*Data for this task*

---

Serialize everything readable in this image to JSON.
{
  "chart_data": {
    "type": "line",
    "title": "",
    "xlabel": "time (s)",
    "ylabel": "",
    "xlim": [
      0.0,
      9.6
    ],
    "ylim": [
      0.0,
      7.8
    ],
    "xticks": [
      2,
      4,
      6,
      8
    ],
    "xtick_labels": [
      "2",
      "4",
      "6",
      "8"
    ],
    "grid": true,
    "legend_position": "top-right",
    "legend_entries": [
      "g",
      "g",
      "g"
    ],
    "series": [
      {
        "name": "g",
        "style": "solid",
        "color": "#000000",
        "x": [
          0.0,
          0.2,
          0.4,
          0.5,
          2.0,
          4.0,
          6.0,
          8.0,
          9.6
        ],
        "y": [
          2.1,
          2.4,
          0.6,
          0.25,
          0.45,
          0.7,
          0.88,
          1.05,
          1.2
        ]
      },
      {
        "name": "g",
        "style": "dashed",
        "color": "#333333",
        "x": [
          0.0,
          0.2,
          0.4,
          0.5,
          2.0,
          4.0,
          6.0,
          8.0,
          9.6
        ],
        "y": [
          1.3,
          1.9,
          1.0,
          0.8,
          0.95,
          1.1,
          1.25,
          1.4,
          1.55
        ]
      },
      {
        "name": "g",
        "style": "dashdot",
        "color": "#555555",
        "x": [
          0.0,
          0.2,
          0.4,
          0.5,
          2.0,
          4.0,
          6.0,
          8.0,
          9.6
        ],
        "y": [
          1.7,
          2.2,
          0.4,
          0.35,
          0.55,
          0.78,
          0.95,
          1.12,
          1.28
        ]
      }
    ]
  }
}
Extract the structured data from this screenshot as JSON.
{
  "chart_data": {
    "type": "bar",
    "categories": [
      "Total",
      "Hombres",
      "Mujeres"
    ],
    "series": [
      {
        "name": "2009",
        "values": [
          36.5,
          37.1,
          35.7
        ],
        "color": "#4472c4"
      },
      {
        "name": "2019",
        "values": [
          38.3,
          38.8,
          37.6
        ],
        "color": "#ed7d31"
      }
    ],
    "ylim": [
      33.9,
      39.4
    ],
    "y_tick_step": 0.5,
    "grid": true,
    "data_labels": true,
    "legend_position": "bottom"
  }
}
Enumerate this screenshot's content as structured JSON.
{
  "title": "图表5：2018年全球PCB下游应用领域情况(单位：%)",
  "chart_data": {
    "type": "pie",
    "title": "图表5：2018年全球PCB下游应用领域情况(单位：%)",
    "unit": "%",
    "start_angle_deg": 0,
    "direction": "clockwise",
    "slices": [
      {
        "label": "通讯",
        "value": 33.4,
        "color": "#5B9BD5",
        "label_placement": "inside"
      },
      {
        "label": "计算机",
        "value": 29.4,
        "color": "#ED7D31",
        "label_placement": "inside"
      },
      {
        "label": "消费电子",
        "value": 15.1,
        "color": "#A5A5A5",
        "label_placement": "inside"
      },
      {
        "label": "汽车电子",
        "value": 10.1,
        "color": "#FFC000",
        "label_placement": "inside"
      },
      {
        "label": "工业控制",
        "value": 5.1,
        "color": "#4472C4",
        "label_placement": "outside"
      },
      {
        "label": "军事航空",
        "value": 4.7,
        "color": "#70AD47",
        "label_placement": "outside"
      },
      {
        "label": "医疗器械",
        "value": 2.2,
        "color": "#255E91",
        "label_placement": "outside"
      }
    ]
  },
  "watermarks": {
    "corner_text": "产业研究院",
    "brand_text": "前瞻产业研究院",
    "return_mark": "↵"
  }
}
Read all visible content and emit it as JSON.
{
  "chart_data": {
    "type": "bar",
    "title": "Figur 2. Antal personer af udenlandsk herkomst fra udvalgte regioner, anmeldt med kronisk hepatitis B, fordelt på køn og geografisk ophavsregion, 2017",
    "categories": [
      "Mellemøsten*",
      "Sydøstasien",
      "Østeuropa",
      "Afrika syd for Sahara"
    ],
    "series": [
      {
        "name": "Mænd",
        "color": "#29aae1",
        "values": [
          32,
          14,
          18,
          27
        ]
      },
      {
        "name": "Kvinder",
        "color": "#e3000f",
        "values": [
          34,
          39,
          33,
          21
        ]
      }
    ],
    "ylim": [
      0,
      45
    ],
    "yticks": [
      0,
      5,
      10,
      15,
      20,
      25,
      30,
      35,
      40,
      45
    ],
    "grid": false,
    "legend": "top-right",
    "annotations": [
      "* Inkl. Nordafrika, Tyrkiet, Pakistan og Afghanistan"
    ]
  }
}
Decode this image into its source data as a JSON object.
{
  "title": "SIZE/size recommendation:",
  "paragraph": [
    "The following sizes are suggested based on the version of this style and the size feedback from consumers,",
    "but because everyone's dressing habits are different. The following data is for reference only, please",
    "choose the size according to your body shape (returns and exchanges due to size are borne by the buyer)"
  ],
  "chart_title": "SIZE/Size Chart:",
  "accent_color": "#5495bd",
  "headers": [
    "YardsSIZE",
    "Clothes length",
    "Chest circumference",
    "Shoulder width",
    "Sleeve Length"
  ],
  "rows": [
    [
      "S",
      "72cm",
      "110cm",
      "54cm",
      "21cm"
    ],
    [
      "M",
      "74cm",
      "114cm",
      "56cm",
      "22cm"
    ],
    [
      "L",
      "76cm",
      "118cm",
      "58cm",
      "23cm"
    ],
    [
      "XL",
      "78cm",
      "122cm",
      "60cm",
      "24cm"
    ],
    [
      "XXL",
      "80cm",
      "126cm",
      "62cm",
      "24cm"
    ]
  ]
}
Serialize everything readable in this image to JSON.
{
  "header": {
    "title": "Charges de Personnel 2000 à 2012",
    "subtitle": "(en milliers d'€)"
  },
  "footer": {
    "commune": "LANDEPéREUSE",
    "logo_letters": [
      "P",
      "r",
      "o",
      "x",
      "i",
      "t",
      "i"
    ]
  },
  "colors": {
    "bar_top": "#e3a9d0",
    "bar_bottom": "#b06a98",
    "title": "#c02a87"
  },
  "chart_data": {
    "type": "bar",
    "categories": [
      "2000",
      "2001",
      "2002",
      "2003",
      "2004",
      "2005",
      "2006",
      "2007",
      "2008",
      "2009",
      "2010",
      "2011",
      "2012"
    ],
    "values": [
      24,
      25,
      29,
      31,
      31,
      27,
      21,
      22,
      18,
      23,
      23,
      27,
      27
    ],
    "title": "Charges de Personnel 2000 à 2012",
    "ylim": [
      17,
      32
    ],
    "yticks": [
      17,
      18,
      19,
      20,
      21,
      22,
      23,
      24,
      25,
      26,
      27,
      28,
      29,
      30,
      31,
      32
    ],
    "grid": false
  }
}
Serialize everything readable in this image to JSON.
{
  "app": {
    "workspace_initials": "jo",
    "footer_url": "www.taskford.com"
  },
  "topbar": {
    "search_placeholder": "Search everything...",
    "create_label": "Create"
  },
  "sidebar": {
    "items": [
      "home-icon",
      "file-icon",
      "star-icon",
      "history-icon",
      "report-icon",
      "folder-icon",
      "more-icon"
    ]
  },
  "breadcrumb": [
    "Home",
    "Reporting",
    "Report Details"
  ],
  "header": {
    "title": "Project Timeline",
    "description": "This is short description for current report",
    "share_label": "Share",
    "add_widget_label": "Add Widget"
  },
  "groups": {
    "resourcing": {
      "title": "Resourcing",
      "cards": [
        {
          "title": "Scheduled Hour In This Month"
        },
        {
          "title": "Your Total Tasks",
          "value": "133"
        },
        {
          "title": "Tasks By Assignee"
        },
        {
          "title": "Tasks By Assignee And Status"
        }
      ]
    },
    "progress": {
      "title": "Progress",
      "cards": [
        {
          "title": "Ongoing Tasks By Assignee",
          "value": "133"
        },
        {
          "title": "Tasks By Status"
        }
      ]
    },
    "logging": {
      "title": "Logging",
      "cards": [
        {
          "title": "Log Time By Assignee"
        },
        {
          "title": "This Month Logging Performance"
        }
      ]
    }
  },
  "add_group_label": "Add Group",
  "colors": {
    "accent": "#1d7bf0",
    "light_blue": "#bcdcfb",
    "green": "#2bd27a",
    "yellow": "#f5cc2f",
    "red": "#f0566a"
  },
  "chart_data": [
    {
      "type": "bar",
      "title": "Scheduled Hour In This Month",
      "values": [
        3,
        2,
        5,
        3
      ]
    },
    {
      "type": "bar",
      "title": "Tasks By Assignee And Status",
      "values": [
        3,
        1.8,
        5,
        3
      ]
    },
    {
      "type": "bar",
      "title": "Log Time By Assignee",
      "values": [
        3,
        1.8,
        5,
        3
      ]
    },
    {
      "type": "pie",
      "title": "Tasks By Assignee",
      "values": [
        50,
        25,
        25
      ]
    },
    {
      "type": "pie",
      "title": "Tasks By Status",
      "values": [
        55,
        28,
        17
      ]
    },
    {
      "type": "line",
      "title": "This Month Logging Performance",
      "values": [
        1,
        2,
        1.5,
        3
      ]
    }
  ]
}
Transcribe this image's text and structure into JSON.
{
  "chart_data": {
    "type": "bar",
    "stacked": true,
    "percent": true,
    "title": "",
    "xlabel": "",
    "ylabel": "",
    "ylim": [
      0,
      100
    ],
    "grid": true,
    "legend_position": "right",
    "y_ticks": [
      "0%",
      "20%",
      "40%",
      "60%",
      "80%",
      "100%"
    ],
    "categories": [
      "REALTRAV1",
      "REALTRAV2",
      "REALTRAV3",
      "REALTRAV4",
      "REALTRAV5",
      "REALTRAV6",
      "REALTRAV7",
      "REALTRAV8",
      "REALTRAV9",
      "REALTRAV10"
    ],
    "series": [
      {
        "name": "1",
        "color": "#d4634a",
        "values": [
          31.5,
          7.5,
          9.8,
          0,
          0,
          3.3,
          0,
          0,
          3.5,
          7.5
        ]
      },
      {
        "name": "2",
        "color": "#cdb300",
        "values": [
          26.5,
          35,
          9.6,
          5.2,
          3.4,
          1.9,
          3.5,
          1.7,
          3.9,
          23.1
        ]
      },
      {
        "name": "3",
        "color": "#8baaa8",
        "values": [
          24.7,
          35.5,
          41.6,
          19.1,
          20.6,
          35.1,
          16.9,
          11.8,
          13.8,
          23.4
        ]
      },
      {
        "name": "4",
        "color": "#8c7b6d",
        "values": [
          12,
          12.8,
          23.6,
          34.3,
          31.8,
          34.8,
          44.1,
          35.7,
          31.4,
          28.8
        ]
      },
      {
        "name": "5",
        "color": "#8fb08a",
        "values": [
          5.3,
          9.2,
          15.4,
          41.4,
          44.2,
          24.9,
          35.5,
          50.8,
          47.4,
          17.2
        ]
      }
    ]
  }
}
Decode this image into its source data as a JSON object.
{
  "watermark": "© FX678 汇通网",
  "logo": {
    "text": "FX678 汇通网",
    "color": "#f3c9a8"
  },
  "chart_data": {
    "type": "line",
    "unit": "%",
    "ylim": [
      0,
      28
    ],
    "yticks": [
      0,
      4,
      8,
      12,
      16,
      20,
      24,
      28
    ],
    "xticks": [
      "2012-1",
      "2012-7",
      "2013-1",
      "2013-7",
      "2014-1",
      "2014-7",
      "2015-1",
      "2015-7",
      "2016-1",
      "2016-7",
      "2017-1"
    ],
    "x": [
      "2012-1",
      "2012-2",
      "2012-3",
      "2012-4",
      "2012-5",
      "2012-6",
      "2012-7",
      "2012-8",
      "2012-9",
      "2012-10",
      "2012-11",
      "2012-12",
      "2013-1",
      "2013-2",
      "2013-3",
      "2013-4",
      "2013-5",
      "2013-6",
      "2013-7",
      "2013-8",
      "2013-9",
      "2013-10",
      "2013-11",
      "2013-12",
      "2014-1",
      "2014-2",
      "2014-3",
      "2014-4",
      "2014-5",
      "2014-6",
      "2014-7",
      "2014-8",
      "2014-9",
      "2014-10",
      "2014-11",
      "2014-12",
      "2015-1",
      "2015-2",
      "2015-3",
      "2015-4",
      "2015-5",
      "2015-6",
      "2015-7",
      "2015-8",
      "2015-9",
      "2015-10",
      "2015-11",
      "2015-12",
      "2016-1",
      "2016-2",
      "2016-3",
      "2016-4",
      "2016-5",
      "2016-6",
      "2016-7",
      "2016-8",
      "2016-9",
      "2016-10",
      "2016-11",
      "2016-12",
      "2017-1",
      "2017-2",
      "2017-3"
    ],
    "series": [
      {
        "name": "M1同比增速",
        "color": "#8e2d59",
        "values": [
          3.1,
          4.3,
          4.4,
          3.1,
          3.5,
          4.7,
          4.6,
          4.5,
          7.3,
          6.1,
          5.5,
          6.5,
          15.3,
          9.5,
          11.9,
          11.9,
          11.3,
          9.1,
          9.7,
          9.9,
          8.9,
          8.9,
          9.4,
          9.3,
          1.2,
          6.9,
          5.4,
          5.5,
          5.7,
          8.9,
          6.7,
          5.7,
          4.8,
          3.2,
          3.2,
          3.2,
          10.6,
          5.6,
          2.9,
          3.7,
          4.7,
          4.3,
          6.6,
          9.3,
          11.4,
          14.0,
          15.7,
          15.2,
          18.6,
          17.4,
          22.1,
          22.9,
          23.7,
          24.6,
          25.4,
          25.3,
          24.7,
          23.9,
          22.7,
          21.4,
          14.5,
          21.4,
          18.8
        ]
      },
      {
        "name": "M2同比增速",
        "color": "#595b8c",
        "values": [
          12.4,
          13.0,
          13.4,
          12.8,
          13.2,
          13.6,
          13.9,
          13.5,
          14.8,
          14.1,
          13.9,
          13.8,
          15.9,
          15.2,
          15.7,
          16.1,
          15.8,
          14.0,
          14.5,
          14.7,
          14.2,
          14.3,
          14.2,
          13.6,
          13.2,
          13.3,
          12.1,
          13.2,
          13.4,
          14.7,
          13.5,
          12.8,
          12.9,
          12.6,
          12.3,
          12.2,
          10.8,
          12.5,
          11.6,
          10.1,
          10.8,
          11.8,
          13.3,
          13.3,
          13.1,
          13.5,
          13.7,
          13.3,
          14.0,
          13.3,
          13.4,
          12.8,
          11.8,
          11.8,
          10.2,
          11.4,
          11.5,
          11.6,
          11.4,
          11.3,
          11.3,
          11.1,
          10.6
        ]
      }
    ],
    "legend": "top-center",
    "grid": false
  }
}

---

*Work to complete*
Find every line that holds "Hour" and copy it.

*Reply*
          "title": "Scheduled Hour In This Month"
      "title": "Scheduled Hour In This Month",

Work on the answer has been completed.